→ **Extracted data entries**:
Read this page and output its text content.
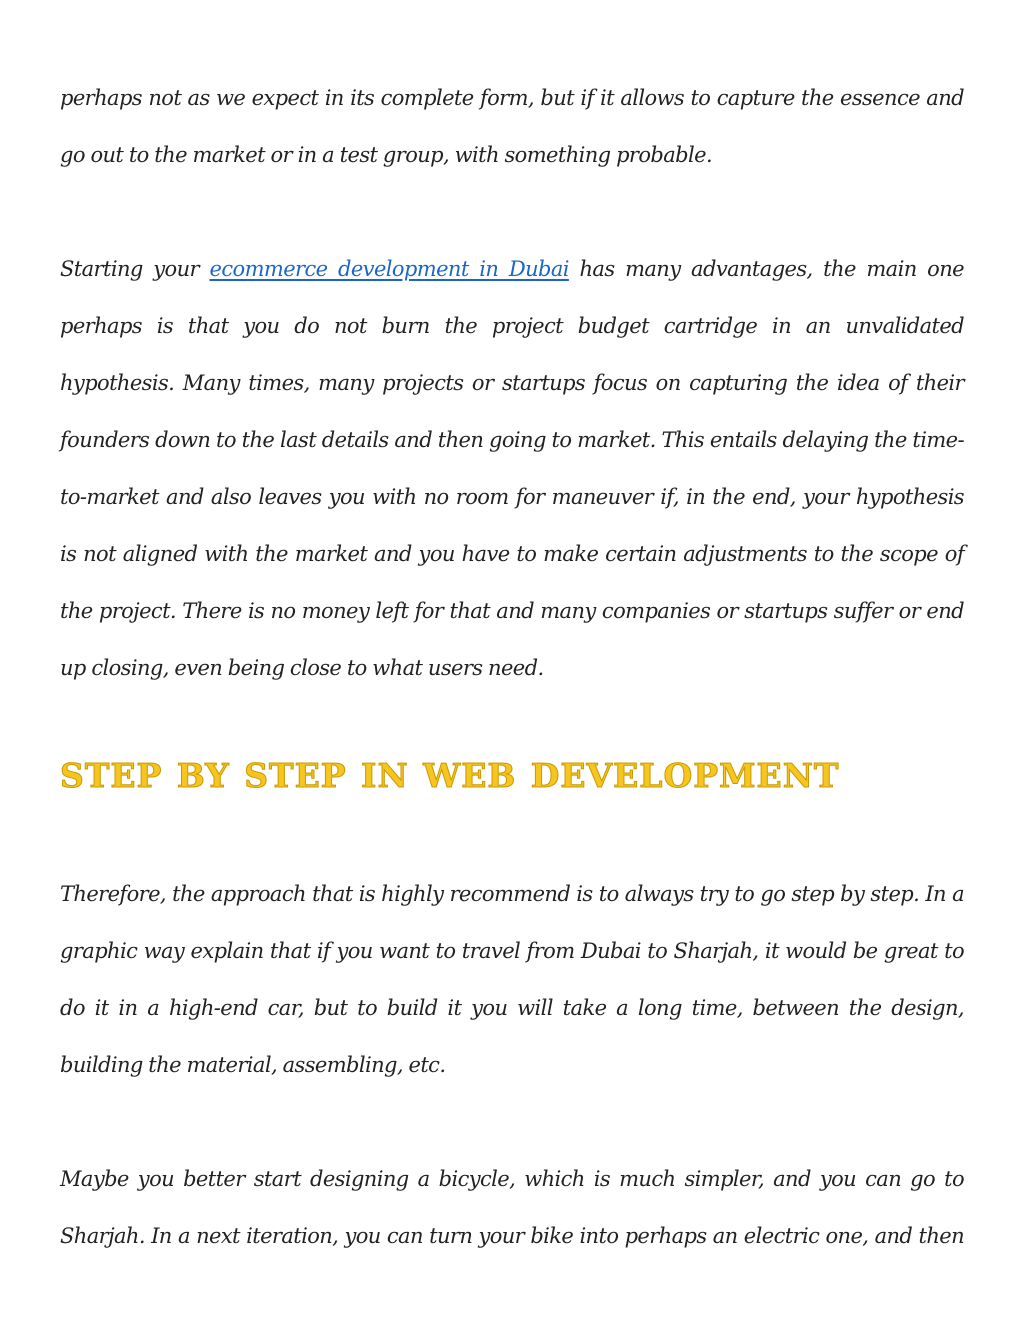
perhaps not as we expect in its complete form, but if it allows to capture the essence and
go out to the market or in a test group, with something probable.
Starting your ecommerce development in Dubai has many advantages, the main one
perhaps is that you do not burn the project budget cartridge in an unvalidated
hypothesis. Many times, many projects or startups focus on capturing the idea of their
founders down to the last details and then going to market. This entails delaying the time-
to-market and also leaves you with no room for maneuver if, in the end, your hypothesis
is not aligned with the market and you have to make certain adjustments to the scope of
the project. There is no money left for that and many companies or startups suffer or end
up closing, even being close to what users need.
STEP BY STEP IN WEB DEVELOPMENT
Therefore, the approach that is highly recommend is to always try to go step by step. In a
graphic way explain that if you want to travel from Dubai to Sharjah, it would be great to
do it in a high-end car, but to build it you will take a long time, between the design,
building the material, assembling, etc.
Maybe you better start designing a bicycle, which is much simpler, and you can go to
Sharjah. In a next iteration, you can turn your bike into perhaps an electric one, and then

→ **Instructions to follow**:
Collect each line above holding the string "then".

→ **Answer to the exercise**:
founders down to the last details and then going to market. This entails delaying the time-
Sharjah. In a next iteration, you can turn your bike into perhaps an electric one, and then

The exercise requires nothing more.